* _STATED GOAL_: Track down every line below that holds "haben" and copy it.

━━━

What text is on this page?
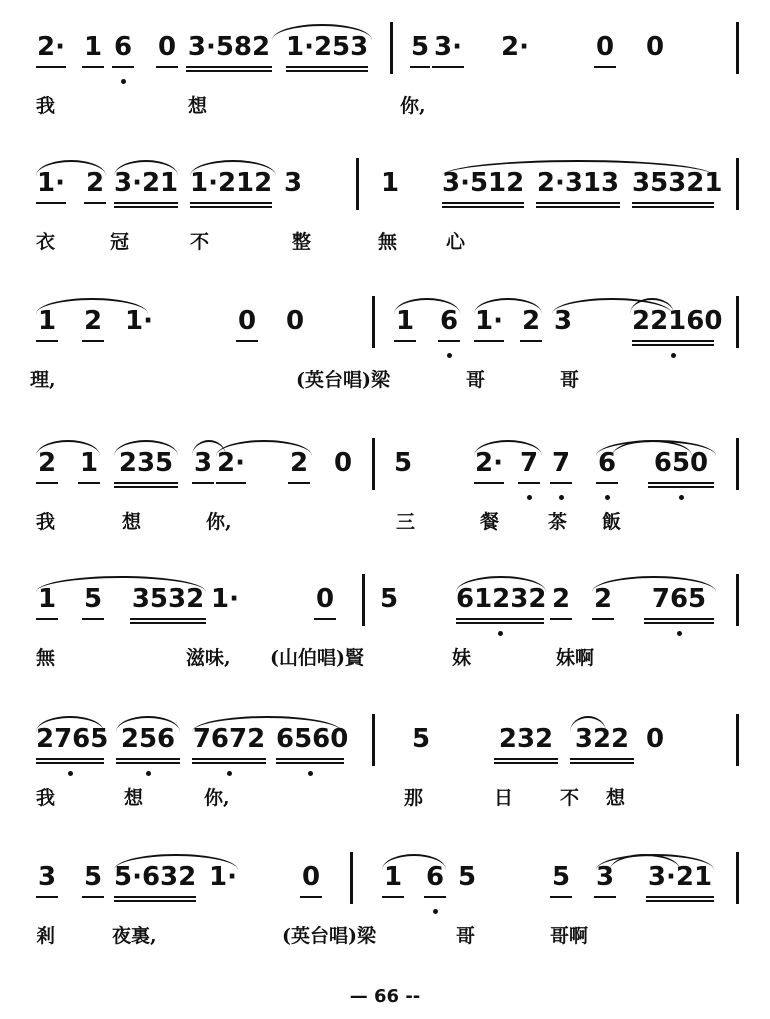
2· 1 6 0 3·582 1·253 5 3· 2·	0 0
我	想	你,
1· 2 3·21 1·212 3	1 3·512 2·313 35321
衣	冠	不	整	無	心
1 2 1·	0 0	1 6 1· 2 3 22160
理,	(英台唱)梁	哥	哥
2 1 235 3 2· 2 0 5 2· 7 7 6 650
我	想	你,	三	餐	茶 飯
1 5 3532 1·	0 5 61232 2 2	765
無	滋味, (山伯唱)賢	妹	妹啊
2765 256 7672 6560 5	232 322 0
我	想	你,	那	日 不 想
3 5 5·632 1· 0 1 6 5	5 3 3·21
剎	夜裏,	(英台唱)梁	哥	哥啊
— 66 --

━━━

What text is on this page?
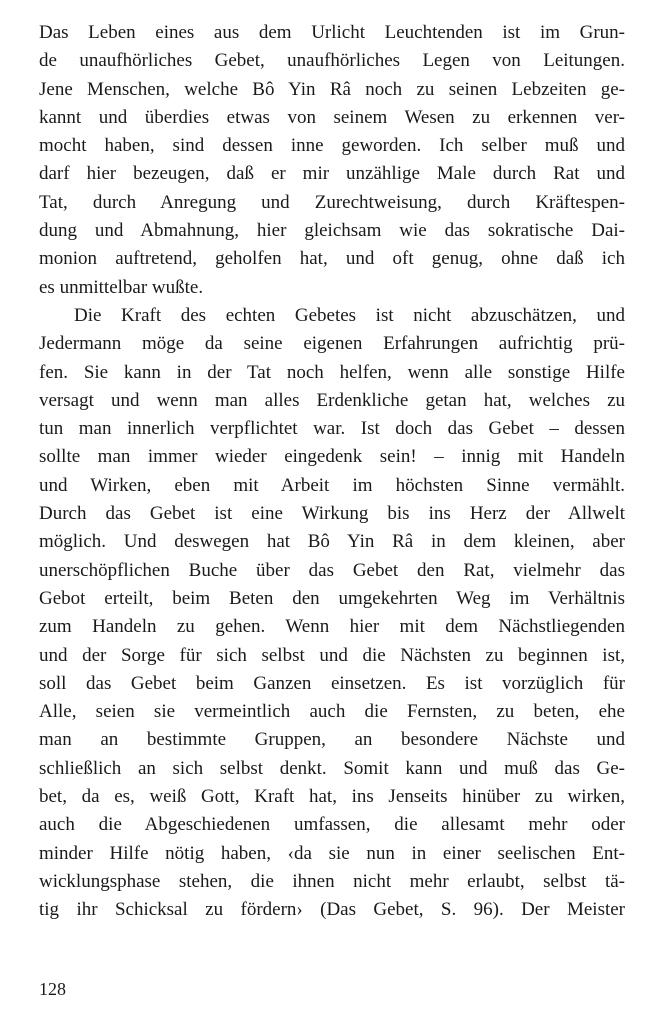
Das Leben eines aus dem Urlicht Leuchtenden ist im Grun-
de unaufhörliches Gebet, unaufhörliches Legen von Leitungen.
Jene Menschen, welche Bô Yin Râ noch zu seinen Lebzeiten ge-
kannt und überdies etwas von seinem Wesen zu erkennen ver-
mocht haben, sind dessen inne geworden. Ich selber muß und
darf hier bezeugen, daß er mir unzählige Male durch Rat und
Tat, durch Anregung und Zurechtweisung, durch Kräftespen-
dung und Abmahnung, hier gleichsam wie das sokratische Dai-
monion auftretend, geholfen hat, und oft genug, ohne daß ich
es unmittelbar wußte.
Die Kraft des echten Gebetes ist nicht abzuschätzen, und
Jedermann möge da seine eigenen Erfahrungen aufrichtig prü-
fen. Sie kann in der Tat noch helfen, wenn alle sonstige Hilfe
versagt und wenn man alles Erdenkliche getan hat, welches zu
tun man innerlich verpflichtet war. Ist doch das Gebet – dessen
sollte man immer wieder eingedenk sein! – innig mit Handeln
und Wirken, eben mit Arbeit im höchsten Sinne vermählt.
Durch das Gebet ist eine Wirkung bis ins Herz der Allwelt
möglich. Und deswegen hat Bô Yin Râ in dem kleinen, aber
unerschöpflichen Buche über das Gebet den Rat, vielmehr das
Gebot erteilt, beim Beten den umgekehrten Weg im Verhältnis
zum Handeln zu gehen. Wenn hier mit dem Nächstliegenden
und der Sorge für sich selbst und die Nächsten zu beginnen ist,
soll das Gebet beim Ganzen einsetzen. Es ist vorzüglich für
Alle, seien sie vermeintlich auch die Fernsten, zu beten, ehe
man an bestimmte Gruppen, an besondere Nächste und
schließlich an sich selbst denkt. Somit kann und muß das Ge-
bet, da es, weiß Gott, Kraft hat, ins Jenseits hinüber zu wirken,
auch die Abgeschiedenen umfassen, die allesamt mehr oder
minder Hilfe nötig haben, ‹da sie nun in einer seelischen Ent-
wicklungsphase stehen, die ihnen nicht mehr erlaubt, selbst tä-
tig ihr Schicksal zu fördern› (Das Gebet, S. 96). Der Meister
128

━━━

* _SOLUTION_:
mocht haben, sind dessen inne geworden. Ich selber muß und
minder Hilfe nötig haben, ‹da sie nun in einer seelischen Ent-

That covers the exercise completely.